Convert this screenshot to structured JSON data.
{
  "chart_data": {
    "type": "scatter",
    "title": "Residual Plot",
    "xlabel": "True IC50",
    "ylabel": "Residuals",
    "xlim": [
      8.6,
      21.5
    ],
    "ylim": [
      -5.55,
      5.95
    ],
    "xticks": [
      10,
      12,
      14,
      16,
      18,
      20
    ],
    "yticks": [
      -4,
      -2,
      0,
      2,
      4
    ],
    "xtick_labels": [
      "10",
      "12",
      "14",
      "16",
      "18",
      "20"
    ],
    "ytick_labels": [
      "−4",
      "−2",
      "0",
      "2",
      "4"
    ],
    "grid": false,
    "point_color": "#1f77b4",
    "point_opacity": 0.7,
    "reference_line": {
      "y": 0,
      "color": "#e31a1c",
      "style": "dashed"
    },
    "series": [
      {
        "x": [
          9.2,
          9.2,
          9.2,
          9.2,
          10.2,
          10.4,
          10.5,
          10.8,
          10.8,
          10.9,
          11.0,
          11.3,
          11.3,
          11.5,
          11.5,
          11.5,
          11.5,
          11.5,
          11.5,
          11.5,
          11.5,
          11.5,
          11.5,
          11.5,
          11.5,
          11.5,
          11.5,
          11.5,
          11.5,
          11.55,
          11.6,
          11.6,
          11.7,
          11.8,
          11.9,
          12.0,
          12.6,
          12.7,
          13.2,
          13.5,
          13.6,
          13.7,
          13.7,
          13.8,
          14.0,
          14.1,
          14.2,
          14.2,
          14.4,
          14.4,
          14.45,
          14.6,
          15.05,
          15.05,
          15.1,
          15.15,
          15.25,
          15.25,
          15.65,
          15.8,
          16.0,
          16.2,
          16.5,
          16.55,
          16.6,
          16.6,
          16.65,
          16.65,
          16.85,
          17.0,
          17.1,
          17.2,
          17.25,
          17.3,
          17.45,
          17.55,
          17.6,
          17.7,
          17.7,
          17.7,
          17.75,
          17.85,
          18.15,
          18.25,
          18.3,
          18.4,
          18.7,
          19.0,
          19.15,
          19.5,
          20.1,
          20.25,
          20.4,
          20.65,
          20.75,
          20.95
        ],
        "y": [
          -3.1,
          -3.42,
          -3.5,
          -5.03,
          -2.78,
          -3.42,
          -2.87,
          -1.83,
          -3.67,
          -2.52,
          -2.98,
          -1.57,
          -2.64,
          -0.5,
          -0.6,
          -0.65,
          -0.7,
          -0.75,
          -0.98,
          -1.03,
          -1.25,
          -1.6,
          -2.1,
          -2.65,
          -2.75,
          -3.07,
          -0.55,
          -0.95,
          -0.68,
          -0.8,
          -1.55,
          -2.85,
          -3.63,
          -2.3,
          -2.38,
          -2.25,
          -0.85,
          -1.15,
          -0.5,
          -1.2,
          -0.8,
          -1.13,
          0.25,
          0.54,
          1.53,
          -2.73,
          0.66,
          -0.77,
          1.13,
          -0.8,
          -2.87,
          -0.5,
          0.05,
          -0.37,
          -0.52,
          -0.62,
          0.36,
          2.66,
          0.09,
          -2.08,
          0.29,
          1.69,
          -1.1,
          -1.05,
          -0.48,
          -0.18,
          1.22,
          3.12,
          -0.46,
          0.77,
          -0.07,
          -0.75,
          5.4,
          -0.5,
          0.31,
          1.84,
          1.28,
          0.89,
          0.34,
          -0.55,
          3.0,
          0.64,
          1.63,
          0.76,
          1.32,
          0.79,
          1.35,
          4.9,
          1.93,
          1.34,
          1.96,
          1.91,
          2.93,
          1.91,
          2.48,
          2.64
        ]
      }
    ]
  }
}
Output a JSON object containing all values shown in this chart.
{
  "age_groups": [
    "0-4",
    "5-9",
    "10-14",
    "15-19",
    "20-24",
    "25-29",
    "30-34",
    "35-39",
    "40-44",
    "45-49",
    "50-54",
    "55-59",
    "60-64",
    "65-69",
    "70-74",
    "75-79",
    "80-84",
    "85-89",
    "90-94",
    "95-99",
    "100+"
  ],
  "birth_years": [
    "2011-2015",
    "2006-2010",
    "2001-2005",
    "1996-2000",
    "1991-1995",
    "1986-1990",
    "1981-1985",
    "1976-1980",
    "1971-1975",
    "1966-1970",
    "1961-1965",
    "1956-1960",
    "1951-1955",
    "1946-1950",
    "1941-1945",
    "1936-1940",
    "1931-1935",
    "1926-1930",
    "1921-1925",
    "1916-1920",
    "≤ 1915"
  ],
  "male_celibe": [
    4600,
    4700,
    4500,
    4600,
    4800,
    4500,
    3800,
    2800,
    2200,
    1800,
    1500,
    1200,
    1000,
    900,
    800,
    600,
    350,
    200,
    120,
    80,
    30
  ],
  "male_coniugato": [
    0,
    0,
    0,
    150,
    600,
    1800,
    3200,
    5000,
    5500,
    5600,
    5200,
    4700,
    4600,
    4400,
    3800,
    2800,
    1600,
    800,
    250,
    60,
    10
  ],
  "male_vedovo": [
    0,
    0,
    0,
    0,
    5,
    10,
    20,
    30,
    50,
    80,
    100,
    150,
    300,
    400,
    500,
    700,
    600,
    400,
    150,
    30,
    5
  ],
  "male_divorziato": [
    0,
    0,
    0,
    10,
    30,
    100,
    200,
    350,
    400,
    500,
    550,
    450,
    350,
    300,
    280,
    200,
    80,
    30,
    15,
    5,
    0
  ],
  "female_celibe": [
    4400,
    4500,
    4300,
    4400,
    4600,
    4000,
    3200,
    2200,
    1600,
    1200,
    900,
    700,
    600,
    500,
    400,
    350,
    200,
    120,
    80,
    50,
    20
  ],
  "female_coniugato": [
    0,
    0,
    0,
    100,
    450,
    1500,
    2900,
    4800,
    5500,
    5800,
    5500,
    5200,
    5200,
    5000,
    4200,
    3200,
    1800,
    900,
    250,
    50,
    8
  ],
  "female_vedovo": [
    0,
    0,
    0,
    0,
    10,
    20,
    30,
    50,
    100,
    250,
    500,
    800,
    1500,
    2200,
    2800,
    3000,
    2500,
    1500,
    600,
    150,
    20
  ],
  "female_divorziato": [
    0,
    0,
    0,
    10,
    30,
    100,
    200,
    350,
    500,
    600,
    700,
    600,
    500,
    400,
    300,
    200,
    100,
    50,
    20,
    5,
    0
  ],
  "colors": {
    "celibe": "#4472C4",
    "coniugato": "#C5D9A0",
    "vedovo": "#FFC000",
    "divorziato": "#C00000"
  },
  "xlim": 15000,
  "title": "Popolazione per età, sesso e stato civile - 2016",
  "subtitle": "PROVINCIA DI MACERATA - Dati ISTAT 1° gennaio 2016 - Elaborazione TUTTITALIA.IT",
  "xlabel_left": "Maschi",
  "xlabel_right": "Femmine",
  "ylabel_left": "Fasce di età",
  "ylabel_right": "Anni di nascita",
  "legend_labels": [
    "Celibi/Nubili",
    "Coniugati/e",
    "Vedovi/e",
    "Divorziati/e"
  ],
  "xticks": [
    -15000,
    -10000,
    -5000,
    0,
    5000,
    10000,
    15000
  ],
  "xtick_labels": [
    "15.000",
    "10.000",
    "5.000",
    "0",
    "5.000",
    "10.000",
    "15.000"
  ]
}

◇ ◇ ◇ ◇ ◇ ◇ ◇

:: Exercise requirements ::
Using the data above, return each line exactly as written.

:: Task solution ::
Convert this screenshot to structured JSON data.
{
  "chart_data": {
    "type": "scatter",
    "title": "Residual Plot",
    "xlabel": "True IC50",
    "ylabel": "Residuals",
    "xlim": [
      8.6,
      21.5
    ],
    "ylim": [
      -5.55,
      5.95
    ],
    "xticks": [
      10,
      12,
      14,
      16,
      18,
      20
    ],
    "yticks": [
      -4,
      -2,
      0,
      2,
      4
    ],
    "xtick_labels": [
      "10",
      "12",
      "14",
      "16",
      "18",
      "20"
    ],
    "ytick_labels": [
      "−4",
      "−2",
      "0",
      "2",
      "4"
    ],
    "grid": false,
    "point_color": "#1f77b4",
    "point_opacity": 0.7,
    "reference_line": {
      "y": 0,
      "color": "#e31a1c",
      "style": "dashed"
    },
    "series": [
      {
        "x": [
          9.2,
          9.2,
          9.2,
          9.2,
          10.2,
          10.4,
          10.5,
          10.8,
          10.8,
          10.9,
          11.0,
          11.3,
          11.3,
          11.5,
          11.5,
          11.5,
          11.5,
          11.5,
          11.5,
          11.5,
          11.5,
          11.5,
          11.5,
          11.5,
          11.5,
          11.5,
          11.5,
          11.5,
          11.5,
          11.55,
          11.6,
          11.6,
          11.7,
          11.8,
          11.9,
          12.0,
          12.6,
          12.7,
          13.2,
          13.5,
          13.6,
          13.7,
          13.7,
          13.8,
          14.0,
          14.1,
          14.2,
          14.2,
          14.4,
          14.4,
          14.45,
          14.6,
          15.05,
          15.05,
          15.1,
          15.15,
          15.25,
          15.25,
          15.65,
          15.8,
          16.0,
          16.2,
          16.5,
          16.55,
          16.6,
          16.6,
          16.65,
          16.65,
          16.85,
          17.0,
          17.1,
          17.2,
          17.25,
          17.3,
          17.45,
          17.55,
          17.6,
          17.7,
          17.7,
          17.7,
          17.75,
          17.85,
          18.15,
          18.25,
          18.3,
          18.4,
          18.7,
          19.0,
          19.15,
          19.5,
          20.1,
          20.25,
          20.4,
          20.65,
          20.75,
          20.95
        ],
        "y": [
          -3.1,
          -3.42,
          -3.5,
          -5.03,
          -2.78,
          -3.42,
          -2.87,
          -1.83,
          -3.67,
          -2.52,
          -2.98,
          -1.57,
          -2.64,
          -0.5,
          -0.6,
          -0.65,
          -0.7,
          -0.75,
          -0.98,
          -1.03,
          -1.25,
          -1.6,
          -2.1,
          -2.65,
          -2.75,
          -3.07,
          -0.55,
          -0.95,
          -0.68,
          -0.8,
          -1.55,
          -2.85,
          -3.63,
          -2.3,
          -2.38,
          -2.25,
          -0.85,
          -1.15,
          -0.5,
          -1.2,
          -0.8,
          -1.13,
          0.25,
          0.54,
          1.53,
          -2.73,
          0.66,
          -0.77,
          1.13,
          -0.8,
          -2.87,
          -0.5,
          0.05,
          -0.37,
          -0.52,
          -0.62,
          0.36,
          2.66,
          0.09,
          -2.08,
          0.29,
          1.69,
          -1.1,
          -1.05,
          -0.48,
          -0.18,
          1.22,
          3.12,
          -0.46,
          0.77,
          -0.07,
          -0.75,
          5.4,
          -0.5,
          0.31,
          1.84,
          1.28,
          0.89,
          0.34,
          -0.55,
          3.0,
          0.64,
          1.63,
          0.76,
          1.32,
          0.79,
          1.35,
          4.9,
          1.93,
          1.34,
          1.96,
          1.91,
          2.93,
          1.91,
          2.48,
          2.64
        ]
      }
    ]
  }
}
Output a JSON object containing all values shown in this chart.
{
  "age_groups": [
    "0-4",
    "5-9",
    "10-14",
    "15-19",
    "20-24",
    "25-29",
    "30-34",
    "35-39",
    "40-44",
    "45-49",
    "50-54",
    "55-59",
    "60-64",
    "65-69",
    "70-74",
    "75-79",
    "80-84",
    "85-89",
    "90-94",
    "95-99",
    "100+"
  ],
  "birth_years": [
    "2011-2015",
    "2006-2010",
    "2001-2005",
    "1996-2000",
    "1991-1995",
    "1986-1990",
    "1981-1985",
    "1976-1980",
    "1971-1975",
    "1966-1970",
    "1961-1965",
    "1956-1960",
    "1951-1955",
    "1946-1950",
    "1941-1945",
    "1936-1940",
    "1931-1935",
    "1926-1930",
    "1921-1925",
    "1916-1920",
    "≤ 1915"
  ],
  "male_celibe": [
    4600,
    4700,
    4500,
    4600,
    4800,
    4500,
    3800,
    2800,
    2200,
    1800,
    1500,
    1200,
    1000,
    900,
    800,
    600,
    350,
    200,
    120,
    80,
    30
  ],
  "male_coniugato": [
    0,
    0,
    0,
    150,
    600,
    1800,
    3200,
    5000,
    5500,
    5600,
    5200,
    4700,
    4600,
    4400,
    3800,
    2800,
    1600,
    800,
    250,
    60,
    10
  ],
  "male_vedovo": [
    0,
    0,
    0,
    0,
    5,
    10,
    20,
    30,
    50,
    80,
    100,
    150,
    300,
    400,
    500,
    700,
    600,
    400,
    150,
    30,
    5
  ],
  "male_divorziato": [
    0,
    0,
    0,
    10,
    30,
    100,
    200,
    350,
    400,
    500,
    550,
    450,
    350,
    300,
    280,
    200,
    80,
    30,
    15,
    5,
    0
  ],
  "female_celibe": [
    4400,
    4500,
    4300,
    4400,
    4600,
    4000,
    3200,
    2200,
    1600,
    1200,
    900,
    700,
    600,
    500,
    400,
    350,
    200,
    120,
    80,
    50,
    20
  ],
  "female_coniugato": [
    0,
    0,
    0,
    100,
    450,
    1500,
    2900,
    4800,
    5500,
    5800,
    5500,
    5200,
    5200,
    5000,
    4200,
    3200,
    1800,
    900,
    250,
    50,
    8
  ],
  "female_vedovo": [
    0,
    0,
    0,
    0,
    10,
    20,
    30,
    50,
    100,
    250,
    500,
    800,
    1500,
    2200,
    2800,
    3000,
    2500,
    1500,
    600,
    150,
    20
  ],
  "female_divorziato": [
    0,
    0,
    0,
    10,
    30,
    100,
    200,
    350,
    500,
    600,
    700,
    600,
    500,
    400,
    300,
    200,
    100,
    50,
    20,
    5,
    0
  ],
  "colors": {
    "celibe": "#4472C4",
    "coniugato": "#C5D9A0",
    "vedovo": "#FFC000",
    "divorziato": "#C00000"
  },
  "xlim": 15000,
  "title": "Popolazione per età, sesso e stato civile - 2016",
  "subtitle": "PROVINCIA DI MACERATA - Dati ISTAT 1° gennaio 2016 - Elaborazione TUTTITALIA.IT",
  "xlabel_left": "Maschi",
  "xlabel_right": "Femmine",
  "ylabel_left": "Fasce di età",
  "ylabel_right": "Anni di nascita",
  "legend_labels": [
    "Celibi/Nubili",
    "Coniugati/e",
    "Vedovi/e",
    "Divorziati/e"
  ],
  "xticks": [
    -15000,
    -10000,
    -5000,
    0,
    5000,
    10000,
    15000
  ],
  "xtick_labels": [
    "15.000",
    "10.000",
    "5.000",
    "0",
    "5.000",
    "10.000",
    "15.000"
  ]
}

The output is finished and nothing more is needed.